• _Stated task_
Look through the lines below and state how many hold the word "общение". Write only the number.

• _Data excerpts_
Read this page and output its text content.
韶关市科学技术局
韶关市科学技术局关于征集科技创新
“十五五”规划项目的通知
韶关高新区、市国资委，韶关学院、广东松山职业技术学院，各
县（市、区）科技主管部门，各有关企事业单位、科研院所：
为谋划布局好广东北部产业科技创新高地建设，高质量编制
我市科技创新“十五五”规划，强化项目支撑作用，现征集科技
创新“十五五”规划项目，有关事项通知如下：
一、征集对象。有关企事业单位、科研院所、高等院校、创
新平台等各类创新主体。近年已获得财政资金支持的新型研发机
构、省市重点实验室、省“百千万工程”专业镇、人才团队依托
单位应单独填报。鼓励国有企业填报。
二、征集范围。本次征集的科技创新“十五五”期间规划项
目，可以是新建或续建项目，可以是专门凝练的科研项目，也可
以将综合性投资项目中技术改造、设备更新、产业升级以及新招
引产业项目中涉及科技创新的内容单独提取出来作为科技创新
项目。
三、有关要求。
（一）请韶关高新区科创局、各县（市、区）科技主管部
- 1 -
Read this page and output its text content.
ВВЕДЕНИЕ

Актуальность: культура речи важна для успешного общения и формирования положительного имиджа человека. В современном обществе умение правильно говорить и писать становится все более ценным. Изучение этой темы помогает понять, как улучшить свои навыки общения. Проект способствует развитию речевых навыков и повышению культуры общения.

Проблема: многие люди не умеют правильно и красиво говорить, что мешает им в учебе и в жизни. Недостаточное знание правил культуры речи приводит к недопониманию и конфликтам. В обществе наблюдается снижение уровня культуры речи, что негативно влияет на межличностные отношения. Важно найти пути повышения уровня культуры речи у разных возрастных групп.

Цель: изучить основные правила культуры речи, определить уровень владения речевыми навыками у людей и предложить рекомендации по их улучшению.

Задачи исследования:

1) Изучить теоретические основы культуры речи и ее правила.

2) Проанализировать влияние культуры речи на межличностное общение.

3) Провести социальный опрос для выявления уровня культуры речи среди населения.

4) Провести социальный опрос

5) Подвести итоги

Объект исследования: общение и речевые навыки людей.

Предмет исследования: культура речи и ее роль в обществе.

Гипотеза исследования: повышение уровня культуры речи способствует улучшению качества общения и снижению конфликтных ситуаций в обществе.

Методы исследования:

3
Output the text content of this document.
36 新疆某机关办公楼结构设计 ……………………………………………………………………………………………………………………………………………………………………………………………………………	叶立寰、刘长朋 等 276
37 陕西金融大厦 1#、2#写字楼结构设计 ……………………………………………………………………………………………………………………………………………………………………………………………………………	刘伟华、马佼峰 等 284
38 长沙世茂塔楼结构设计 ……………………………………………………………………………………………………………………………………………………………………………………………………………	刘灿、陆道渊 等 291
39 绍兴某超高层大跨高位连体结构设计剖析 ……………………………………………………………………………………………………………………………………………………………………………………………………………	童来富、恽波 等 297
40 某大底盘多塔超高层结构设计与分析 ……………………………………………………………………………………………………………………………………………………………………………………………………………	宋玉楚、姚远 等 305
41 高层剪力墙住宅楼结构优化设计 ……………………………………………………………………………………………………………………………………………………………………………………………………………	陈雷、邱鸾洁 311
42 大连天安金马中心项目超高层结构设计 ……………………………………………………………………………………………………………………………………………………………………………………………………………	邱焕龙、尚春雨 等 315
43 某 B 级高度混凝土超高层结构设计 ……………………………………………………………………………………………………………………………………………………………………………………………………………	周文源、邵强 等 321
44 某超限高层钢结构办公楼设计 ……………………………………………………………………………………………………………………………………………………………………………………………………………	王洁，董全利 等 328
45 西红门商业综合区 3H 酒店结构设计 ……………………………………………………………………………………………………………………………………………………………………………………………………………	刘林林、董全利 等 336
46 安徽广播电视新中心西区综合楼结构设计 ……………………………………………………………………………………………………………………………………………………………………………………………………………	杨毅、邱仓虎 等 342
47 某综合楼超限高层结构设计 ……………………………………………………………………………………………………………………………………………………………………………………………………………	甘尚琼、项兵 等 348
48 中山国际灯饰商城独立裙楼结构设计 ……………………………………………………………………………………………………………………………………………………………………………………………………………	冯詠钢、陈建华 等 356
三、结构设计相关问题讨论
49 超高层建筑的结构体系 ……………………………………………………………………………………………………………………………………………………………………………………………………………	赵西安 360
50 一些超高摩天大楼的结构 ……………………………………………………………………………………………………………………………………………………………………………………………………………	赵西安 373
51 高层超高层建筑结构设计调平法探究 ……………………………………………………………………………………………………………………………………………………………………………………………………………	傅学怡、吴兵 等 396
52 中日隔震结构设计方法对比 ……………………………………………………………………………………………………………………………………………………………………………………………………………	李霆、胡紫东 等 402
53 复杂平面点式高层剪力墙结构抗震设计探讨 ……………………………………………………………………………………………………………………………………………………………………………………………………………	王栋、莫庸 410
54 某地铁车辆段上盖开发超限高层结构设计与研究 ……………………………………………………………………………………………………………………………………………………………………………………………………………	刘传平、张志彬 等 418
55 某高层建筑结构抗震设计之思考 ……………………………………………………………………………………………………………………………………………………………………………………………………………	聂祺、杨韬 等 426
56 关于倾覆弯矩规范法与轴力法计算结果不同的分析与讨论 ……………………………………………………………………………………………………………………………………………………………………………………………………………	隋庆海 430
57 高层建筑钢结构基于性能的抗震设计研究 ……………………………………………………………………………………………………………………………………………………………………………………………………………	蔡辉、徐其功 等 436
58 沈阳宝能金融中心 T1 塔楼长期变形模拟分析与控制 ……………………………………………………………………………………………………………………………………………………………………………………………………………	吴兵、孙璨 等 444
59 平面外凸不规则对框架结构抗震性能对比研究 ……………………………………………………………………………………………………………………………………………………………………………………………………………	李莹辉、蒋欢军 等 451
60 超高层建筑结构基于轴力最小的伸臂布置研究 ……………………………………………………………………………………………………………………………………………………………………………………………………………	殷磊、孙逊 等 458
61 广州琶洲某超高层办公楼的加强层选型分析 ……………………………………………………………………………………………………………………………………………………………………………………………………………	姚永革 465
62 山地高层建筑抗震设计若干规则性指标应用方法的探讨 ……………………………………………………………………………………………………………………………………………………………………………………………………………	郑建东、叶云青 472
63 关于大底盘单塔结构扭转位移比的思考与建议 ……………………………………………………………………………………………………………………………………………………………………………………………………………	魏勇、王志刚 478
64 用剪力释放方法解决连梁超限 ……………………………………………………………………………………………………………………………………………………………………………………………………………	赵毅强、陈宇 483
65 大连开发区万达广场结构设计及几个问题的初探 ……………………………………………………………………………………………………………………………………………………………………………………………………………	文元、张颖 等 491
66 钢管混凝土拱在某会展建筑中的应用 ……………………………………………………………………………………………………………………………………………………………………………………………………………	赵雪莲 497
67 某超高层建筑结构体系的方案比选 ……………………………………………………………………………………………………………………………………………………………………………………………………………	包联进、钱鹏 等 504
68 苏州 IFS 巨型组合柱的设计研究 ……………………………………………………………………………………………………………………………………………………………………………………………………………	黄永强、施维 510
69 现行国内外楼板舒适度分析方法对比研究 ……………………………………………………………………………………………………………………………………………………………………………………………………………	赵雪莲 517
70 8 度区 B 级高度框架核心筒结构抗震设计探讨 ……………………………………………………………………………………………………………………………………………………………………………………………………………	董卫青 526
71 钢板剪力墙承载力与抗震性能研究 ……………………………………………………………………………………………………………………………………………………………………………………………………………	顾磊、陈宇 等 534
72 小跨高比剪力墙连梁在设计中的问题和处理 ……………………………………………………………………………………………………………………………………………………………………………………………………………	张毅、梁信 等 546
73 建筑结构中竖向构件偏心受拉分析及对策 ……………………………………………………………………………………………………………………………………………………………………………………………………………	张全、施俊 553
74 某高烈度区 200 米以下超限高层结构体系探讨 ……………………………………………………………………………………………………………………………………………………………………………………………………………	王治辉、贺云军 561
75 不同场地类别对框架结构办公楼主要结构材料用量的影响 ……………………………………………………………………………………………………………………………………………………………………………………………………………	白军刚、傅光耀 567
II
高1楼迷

• _Reply_
2